→ **Requirements**
Reproduce every line of the listing below without changing anything.

→ **Dataset excerpt**
** begin **

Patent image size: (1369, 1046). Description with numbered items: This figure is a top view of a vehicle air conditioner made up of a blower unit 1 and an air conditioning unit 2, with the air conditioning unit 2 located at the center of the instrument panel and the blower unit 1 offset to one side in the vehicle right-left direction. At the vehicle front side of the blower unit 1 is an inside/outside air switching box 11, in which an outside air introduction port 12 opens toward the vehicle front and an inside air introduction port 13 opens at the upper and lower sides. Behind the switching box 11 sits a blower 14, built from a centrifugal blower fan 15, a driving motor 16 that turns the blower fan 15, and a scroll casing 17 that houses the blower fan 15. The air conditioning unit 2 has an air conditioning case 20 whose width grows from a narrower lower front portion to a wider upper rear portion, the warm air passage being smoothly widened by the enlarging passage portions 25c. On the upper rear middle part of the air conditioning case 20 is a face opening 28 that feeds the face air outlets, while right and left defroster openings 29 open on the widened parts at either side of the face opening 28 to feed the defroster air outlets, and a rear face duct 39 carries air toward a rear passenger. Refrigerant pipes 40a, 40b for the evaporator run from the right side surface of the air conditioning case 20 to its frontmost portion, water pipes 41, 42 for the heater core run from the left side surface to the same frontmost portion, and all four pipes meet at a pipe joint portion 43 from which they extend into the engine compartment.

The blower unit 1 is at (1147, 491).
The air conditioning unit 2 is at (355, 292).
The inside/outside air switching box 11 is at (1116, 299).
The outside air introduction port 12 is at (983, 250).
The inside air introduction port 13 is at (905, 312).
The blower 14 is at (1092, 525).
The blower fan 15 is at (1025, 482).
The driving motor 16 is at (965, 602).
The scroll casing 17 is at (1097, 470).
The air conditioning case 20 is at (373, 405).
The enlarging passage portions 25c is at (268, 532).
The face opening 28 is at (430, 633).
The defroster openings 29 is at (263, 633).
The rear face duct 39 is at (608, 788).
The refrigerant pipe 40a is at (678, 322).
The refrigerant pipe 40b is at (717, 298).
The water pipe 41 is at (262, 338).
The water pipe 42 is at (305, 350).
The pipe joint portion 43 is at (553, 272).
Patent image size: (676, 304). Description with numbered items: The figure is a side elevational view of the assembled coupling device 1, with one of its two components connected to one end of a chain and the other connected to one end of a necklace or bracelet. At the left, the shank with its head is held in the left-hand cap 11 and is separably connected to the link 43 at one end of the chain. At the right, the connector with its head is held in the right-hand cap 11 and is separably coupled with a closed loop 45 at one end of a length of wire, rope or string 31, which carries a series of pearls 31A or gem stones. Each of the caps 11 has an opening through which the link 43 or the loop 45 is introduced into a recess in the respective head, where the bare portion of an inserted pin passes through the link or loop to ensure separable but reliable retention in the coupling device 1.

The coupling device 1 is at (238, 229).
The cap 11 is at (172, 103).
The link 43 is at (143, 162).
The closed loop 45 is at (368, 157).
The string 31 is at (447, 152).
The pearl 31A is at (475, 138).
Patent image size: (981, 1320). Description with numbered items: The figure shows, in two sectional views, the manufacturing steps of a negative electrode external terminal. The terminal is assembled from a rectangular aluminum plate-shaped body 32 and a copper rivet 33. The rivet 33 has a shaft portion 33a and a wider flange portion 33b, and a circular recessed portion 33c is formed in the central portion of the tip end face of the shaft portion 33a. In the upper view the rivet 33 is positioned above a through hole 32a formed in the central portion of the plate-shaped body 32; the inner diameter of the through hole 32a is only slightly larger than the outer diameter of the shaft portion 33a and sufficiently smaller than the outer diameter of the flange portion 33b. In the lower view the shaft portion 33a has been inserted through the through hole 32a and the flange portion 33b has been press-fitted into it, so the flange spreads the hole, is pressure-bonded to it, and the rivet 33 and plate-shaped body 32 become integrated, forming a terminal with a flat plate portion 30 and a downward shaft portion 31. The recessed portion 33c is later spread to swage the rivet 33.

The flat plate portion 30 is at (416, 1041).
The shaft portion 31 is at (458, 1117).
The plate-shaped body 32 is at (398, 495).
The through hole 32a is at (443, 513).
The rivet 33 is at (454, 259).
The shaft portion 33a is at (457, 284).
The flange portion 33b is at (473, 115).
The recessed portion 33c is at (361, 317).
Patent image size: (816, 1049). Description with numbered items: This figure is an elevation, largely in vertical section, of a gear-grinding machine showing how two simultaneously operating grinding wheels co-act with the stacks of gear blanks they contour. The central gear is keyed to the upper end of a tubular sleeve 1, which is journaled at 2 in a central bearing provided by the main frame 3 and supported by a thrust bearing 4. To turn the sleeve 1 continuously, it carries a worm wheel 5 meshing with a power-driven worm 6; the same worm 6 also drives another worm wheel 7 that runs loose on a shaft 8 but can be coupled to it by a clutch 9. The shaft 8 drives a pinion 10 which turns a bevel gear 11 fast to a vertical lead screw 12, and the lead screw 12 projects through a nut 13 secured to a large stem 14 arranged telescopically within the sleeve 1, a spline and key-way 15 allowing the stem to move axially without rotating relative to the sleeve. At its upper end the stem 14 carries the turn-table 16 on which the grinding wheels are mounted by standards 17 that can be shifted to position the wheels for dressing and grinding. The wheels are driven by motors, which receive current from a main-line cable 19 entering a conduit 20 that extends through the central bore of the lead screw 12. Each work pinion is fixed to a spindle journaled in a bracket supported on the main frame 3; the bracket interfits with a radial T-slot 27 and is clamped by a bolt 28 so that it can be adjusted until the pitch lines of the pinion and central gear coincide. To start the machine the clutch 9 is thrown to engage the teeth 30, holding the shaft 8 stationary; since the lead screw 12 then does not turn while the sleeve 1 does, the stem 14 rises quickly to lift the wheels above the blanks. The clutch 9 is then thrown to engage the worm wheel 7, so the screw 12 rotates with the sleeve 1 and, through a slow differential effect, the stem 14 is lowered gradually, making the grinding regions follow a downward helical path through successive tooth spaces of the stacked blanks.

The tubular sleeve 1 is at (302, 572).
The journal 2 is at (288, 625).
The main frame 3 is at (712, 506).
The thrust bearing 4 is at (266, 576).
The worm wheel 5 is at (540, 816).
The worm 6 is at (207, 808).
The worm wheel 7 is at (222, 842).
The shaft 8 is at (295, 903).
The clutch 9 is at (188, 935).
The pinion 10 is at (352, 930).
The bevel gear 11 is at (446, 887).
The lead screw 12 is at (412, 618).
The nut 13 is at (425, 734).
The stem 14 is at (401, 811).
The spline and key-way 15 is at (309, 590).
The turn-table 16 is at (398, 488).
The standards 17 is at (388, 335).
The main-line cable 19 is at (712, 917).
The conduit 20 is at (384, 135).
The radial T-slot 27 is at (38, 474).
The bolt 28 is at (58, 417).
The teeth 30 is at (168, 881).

** end **

→ **Written response**
Patent image size: (1369, 1046). Description with numbered items: This figure is a top view of a vehicle air conditioner made up of a blower unit 1 and an air conditioning unit 2, with the air conditioning unit 2 located at the center of the instrument panel and the blower unit 1 offset to one side in the vehicle right-left direction. At the vehicle front side of the blower unit 1 is an inside/outside air switching box 11, in which an outside air introduction port 12 opens toward the vehicle front and an inside air introduction port 13 opens at the upper and lower sides. Behind the switching box 11 sits a blower 14, built from a centrifugal blower fan 15, a driving motor 16 that turns the blower fan 15, and a scroll casing 17 that houses the blower fan 15. The air conditioning unit 2 has an air conditioning case 20 whose width grows from a narrower lower front portion to a wider upper rear portion, the warm air passage being smoothly widened by the enlarging passage portions 25c. On the upper rear middle part of the air conditioning case 20 is a face opening 28 that feeds the face air outlets, while right and left defroster openings 29 open on the widened parts at either side of the face opening 28 to feed the defroster air outlets, and a rear face duct 39 carries air toward a rear passenger. Refrigerant pipes 40a, 40b for the evaporator run from the right side surface of the air conditioning case 20 to its frontmost portion, water pipes 41, 42 for the heater core run from the left side surface to the same frontmost portion, and all four pipes meet at a pipe joint portion 43 from which they extend into the engine compartment.

The blower unit 1 is at (1147, 491).
The air conditioning unit 2 is at (355, 292).
The inside/outside air switching box 11 is at (1116, 299).
The outside air introduction port 12 is at (983, 250).
The inside air introduction port 13 is at (905, 312).
The blower 14 is at (1092, 525).
The blower fan 15 is at (1025, 482).
The driving motor 16 is at (965, 602).
The scroll casing 17 is at (1097, 470).
The air conditioning case 20 is at (373, 405).
The enlarging passage portions 25c is at (268, 532).
The face opening 28 is at (430, 633).
The defroster openings 29 is at (263, 633).
The rear face duct 39 is at (608, 788).
The refrigerant pipe 40a is at (678, 322).
The refrigerant pipe 40b is at (717, 298).
The water pipe 41 is at (262, 338).
The water pipe 42 is at (305, 350).
The pipe joint portion 43 is at (553, 272).
Patent image size: (676, 304). Description with numbered items: The figure is a side elevational view of the assembled coupling device 1, with one of its two components connected to one end of a chain and the other connected to one end of a necklace or bracelet. At the left, the shank with its head is held in the left-hand cap 11 and is separably connected to the link 43 at one end of the chain. At the right, the connector with its head is held in the right-hand cap 11 and is separably coupled with a closed loop 45 at one end of a length of wire, rope or string 31, which carries a series of pearls 31A or gem stones. Each of the caps 11 has an opening through which the link 43 or the loop 45 is introduced into a recess in the respective head, where the bare portion of an inserted pin passes through the link or loop to ensure separable but reliable retention in the coupling device 1.

The coupling device 1 is at (238, 229).
The cap 11 is at (172, 103).
The link 43 is at (143, 162).
The closed loop 45 is at (368, 157).
The string 31 is at (447, 152).
The pearl 31A is at (475, 138).
Patent image size: (981, 1320). Description with numbered items: The figure shows, in two sectional views, the manufacturing steps of a negative electrode external terminal. The terminal is assembled from a rectangular aluminum plate-shaped body 32 and a copper rivet 33. The rivet 33 has a shaft portion 33a and a wider flange portion 33b, and a circular recessed portion 33c is formed in the central portion of the tip end face of the shaft portion 33a. In the upper view the rivet 33 is positioned above a through hole 32a formed in the central portion of the plate-shaped body 32; the inner diameter of the through hole 32a is only slightly larger than the outer diameter of the shaft portion 33a and sufficiently smaller than the outer diameter of the flange portion 33b. In the lower view the shaft portion 33a has been inserted through the through hole 32a and the flange portion 33b has been press-fitted into it, so the flange spreads the hole, is pressure-bonded to it, and the rivet 33 and plate-shaped body 32 become integrated, forming a terminal with a flat plate portion 30 and a downward shaft portion 31. The recessed portion 33c is later spread to swage the rivet 33.

The flat plate portion 30 is at (416, 1041).
The shaft portion 31 is at (458, 1117).
The plate-shaped body 32 is at (398, 495).
The through hole 32a is at (443, 513).
The rivet 33 is at (454, 259).
The shaft portion 33a is at (457, 284).
The flange portion 33b is at (473, 115).
The recessed portion 33c is at (361, 317).
Patent image size: (816, 1049). Description with numbered items: This figure is an elevation, largely in vertical section, of a gear-grinding machine showing how two simultaneously operating grinding wheels co-act with the stacks of gear blanks they contour. The central gear is keyed to the upper end of a tubular sleeve 1, which is journaled at 2 in a central bearing provided by the main frame 3 and supported by a thrust bearing 4. To turn the sleeve 1 continuously, it carries a worm wheel 5 meshing with a power-driven worm 6; the same worm 6 also drives another worm wheel 7 that runs loose on a shaft 8 but can be coupled to it by a clutch 9. The shaft 8 drives a pinion 10 which turns a bevel gear 11 fast to a vertical lead screw 12, and the lead screw 12 projects through a nut 13 secured to a large stem 14 arranged telescopically within the sleeve 1, a spline and key-way 15 allowing the stem to move axially without rotating relative to the sleeve. At its upper end the stem 14 carries the turn-table 16 on which the grinding wheels are mounted by standards 17 that can be shifted to position the wheels for dressing and grinding. The wheels are driven by motors, which receive current from a main-line cable 19 entering a conduit 20 that extends through the central bore of the lead screw 12. Each work pinion is fixed to a spindle journaled in a bracket supported on the main frame 3; the bracket interfits with a radial T-slot 27 and is clamped by a bolt 28 so that it can be adjusted until the pitch lines of the pinion and central gear coincide. To start the machine the clutch 9 is thrown to engage the teeth 30, holding the shaft 8 stationary; since the lead screw 12 then does not turn while the sleeve 1 does, the stem 14 rises quickly to lift the wheels above the blanks. The clutch 9 is then thrown to engage the worm wheel 7, so the screw 12 rotates with the sleeve 1 and, through a slow differential effect, the stem 14 is lowered gradually, making the grinding regions follow a downward helical path through successive tooth spaces of the stacked blanks.

The tubular sleeve 1 is at (302, 572).
The journal 2 is at (288, 625).
The main frame 3 is at (712, 506).
The thrust bearing 4 is at (266, 576).
The worm wheel 5 is at (540, 816).
The worm 6 is at (207, 808).
The worm wheel 7 is at (222, 842).
The shaft 8 is at (295, 903).
The clutch 9 is at (188, 935).
The pinion 10 is at (352, 930).
The bevel gear 11 is at (446, 887).
The lead screw 12 is at (412, 618).
The nut 13 is at (425, 734).
The stem 14 is at (401, 811).
The spline and key-way 15 is at (309, 590).
The turn-table 16 is at (398, 488).
The standards 17 is at (388, 335).
The main-line cable 19 is at (712, 917).
The conduit 20 is at (384, 135).
The radial T-slot 27 is at (38, 474).
The bolt 28 is at (58, 417).
The teeth 30 is at (168, 881).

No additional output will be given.